-- START OF LISTED ENTRIES --

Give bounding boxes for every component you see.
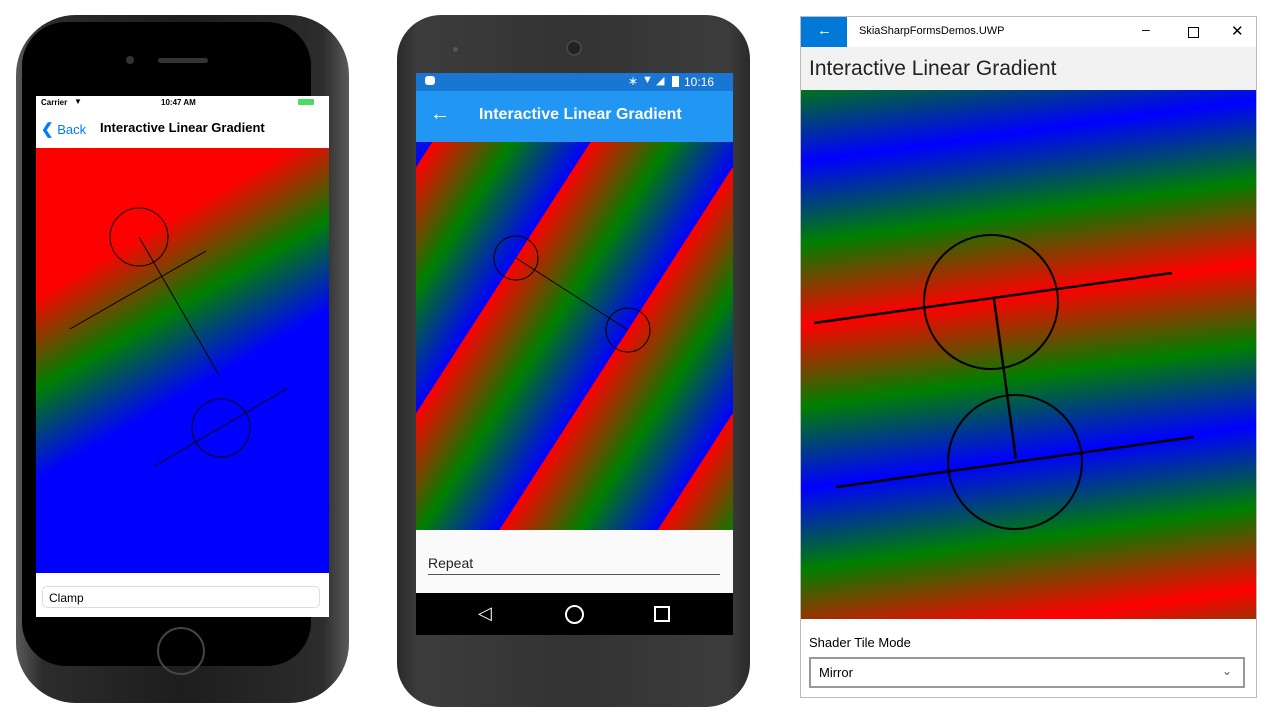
wifi-icon: ▼	[642, 74, 653, 86]
start-perpendicular-line	[813, 271, 1173, 325]
ios-time: 10:47 AM	[161, 98, 196, 107]
window-title: SkiaSharpFormsDemos.UWP	[859, 25, 1005, 37]
recents-square-icon[interactable]	[654, 606, 670, 622]
minimize-icon[interactable]: –	[1142, 21, 1150, 37]
gradient-fill	[801, 90, 1256, 619]
back-label: Back	[57, 122, 87, 137]
android-navigation-bar: ◁	[416, 593, 733, 635]
android-status-bar: ∗ ▼ ◢ 10:16	[416, 73, 733, 91]
chevron-down-icon: ⌄	[1222, 664, 1233, 678]
gradient-axis-line	[992, 298, 1018, 460]
start-touch-point	[109, 207, 169, 267]
page-title: Interactive Linear Gradient	[809, 57, 1057, 80]
tile-mode-picker[interactable]: Clamp	[42, 586, 320, 608]
uwp-window: ← SkiaSharpFormsDemos.UWP – ✕ Interactiv…	[800, 16, 1257, 698]
signal-icon: ◢	[656, 75, 665, 87]
android-screen: ∗ ▼ ◢ 10:16 ← Interactive Linear Gradien…	[416, 73, 733, 635]
android-notification-icon	[425, 76, 435, 85]
android-bottom-panel: Repeat	[416, 530, 733, 593]
tile-mode-picker[interactable]: Mirror ⌄	[809, 657, 1245, 688]
battery-icon	[298, 99, 314, 105]
chevron-left-icon: ❮	[41, 121, 54, 138]
android-sensor	[453, 47, 458, 52]
carrier-label: Carrier	[41, 98, 68, 107]
end-perpendicular-line	[154, 387, 289, 467]
ios-status-bar: Carrier ▼ 10:47 AM	[36, 96, 329, 110]
end-touch-point	[191, 398, 251, 458]
back-button[interactable]: ❮ Back	[41, 120, 86, 138]
end-perpendicular-line	[835, 435, 1195, 489]
android-toolbar: ← Interactive Linear Gradient	[416, 91, 733, 142]
arrow-left-icon: ←	[817, 22, 832, 39]
picker-label: Shader Tile Mode	[809, 635, 911, 650]
start-touch-point	[493, 235, 539, 281]
android-front-camera	[566, 40, 582, 56]
maximize-icon[interactable]	[1188, 27, 1199, 38]
wifi-icon: ▼	[74, 97, 82, 106]
gradient-fill	[36, 148, 329, 573]
window-back-button[interactable]: ←	[801, 17, 847, 47]
tile-mode-value: Mirror	[819, 665, 853, 680]
gradient-canvas[interactable]	[416, 142, 733, 530]
ios-bottom-panel: Clamp	[36, 573, 329, 617]
gradient-fill	[416, 142, 733, 530]
end-touch-point	[605, 307, 651, 353]
ios-navigation-bar: ❮ Back Interactive Linear Gradient	[36, 110, 329, 149]
page-header: Interactive Linear Gradient	[801, 47, 1256, 90]
tile-mode-picker[interactable]: Repeat	[428, 555, 720, 575]
end-touch-point	[947, 394, 1083, 530]
page-title: Interactive Linear Gradient	[100, 120, 265, 135]
start-perpendicular-line	[69, 250, 207, 330]
bluetooth-icon: ∗	[628, 74, 639, 88]
window-title-bar: ← SkiaSharpFormsDemos.UWP – ✕	[801, 17, 1256, 47]
gradient-canvas[interactable]	[801, 90, 1256, 619]
ios-screen: Carrier ▼ 10:47 AM ❮ Back Interactive Li…	[36, 96, 329, 617]
page-title: Interactive Linear Gradient	[479, 106, 682, 123]
close-icon[interactable]: ✕	[1231, 23, 1244, 40]
android-time: 10:16	[684, 75, 715, 89]
iphone-camera	[126, 56, 134, 64]
battery-icon	[672, 76, 679, 87]
gradient-canvas[interactable]	[36, 148, 329, 573]
back-triangle-icon[interactable]: ◁	[478, 603, 492, 623]
iphone-home-button[interactable]	[157, 627, 205, 675]
arrow-left-icon[interactable]: ←	[430, 103, 450, 125]
start-touch-point	[923, 234, 1059, 370]
home-circle-icon[interactable]	[565, 605, 584, 624]
iphone-speaker	[158, 58, 208, 63]
gradient-axis-line	[138, 236, 220, 376]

-- END OF LISTED ENTRIES --

Reproduce every line above verbatim, leaving out the picture.

■ FULL ANSWER ■
Give bounding boxes for every component you see.
wifi-icon: ▼	[642, 74, 653, 86]
start-perpendicular-line	[813, 271, 1173, 325]
ios-time: 10:47 AM	[161, 98, 196, 107]
window-title: SkiaSharpFormsDemos.UWP	[859, 25, 1005, 37]
recents-square-icon[interactable]	[654, 606, 670, 622]
minimize-icon[interactable]: –	[1142, 21, 1150, 37]
gradient-fill	[801, 90, 1256, 619]
back-label: Back	[57, 122, 87, 137]
android-navigation-bar: ◁	[416, 593, 733, 635]
android-status-bar: ∗ ▼ ◢ 10:16	[416, 73, 733, 91]
chevron-down-icon: ⌄	[1222, 664, 1233, 678]
gradient-axis-line	[992, 298, 1018, 460]
start-touch-point	[109, 207, 169, 267]
page-title: Interactive Linear Gradient	[809, 57, 1057, 80]
tile-mode-picker[interactable]: Clamp	[42, 586, 320, 608]
uwp-window: ← SkiaSharpFormsDemos.UWP – ✕ Interactiv…	[800, 16, 1257, 698]
signal-icon: ◢	[656, 75, 665, 87]
android-screen: ∗ ▼ ◢ 10:16 ← Interactive Linear Gradien…	[416, 73, 733, 635]
android-notification-icon	[425, 76, 435, 85]
android-bottom-panel: Repeat	[416, 530, 733, 593]
tile-mode-picker[interactable]: Mirror ⌄	[809, 657, 1245, 688]
battery-icon	[298, 99, 314, 105]
chevron-left-icon: ❮	[41, 121, 54, 138]
android-sensor	[453, 47, 458, 52]
carrier-label: Carrier	[41, 98, 68, 107]
end-perpendicular-line	[154, 387, 289, 467]
ios-status-bar: Carrier ▼ 10:47 AM	[36, 96, 329, 110]
end-touch-point	[191, 398, 251, 458]
back-button[interactable]: ❮ Back	[41, 120, 86, 138]
end-perpendicular-line	[835, 435, 1195, 489]
android-toolbar: ← Interactive Linear Gradient	[416, 91, 733, 142]
arrow-left-icon: ←	[817, 22, 832, 39]
picker-label: Shader Tile Mode	[809, 635, 911, 650]
start-touch-point	[493, 235, 539, 281]
android-front-camera	[566, 40, 582, 56]
maximize-icon[interactable]	[1188, 27, 1199, 38]
wifi-icon: ▼	[74, 97, 82, 106]
gradient-fill	[36, 148, 329, 573]
window-back-button[interactable]: ←	[801, 17, 847, 47]
tile-mode-value: Mirror	[819, 665, 853, 680]
gradient-canvas[interactable]	[416, 142, 733, 530]
ios-bottom-panel: Clamp	[36, 573, 329, 617]
gradient-fill	[416, 142, 733, 530]
end-touch-point	[605, 307, 651, 353]
ios-navigation-bar: ❮ Back Interactive Linear Gradient	[36, 110, 329, 149]
page-header: Interactive Linear Gradient	[801, 47, 1256, 90]
tile-mode-picker[interactable]: Repeat	[428, 555, 720, 575]
end-touch-point	[947, 394, 1083, 530]
page-title: Interactive Linear Gradient	[100, 120, 265, 135]
start-perpendicular-line	[69, 250, 207, 330]
bluetooth-icon: ∗	[628, 74, 639, 88]
window-title-bar: ← SkiaSharpFormsDemos.UWP – ✕	[801, 17, 1256, 47]
gradient-canvas[interactable]	[801, 90, 1256, 619]
ios-screen: Carrier ▼ 10:47 AM ❮ Back Interactive Li…	[36, 96, 329, 617]
page-title: Interactive Linear Gradient	[479, 106, 682, 123]
close-icon[interactable]: ✕	[1231, 23, 1244, 40]
android-time: 10:16	[684, 75, 715, 89]
iphone-camera	[126, 56, 134, 64]
battery-icon	[672, 76, 679, 87]
gradient-canvas[interactable]	[36, 148, 329, 573]
back-triangle-icon[interactable]: ◁	[478, 603, 492, 623]
iphone-home-button[interactable]	[157, 627, 205, 675]
arrow-left-icon[interactable]: ←	[430, 103, 450, 125]
start-touch-point	[923, 234, 1059, 370]
home-circle-icon[interactable]	[565, 605, 584, 624]
iphone-speaker	[158, 58, 208, 63]
gradient-axis-line	[138, 236, 220, 376]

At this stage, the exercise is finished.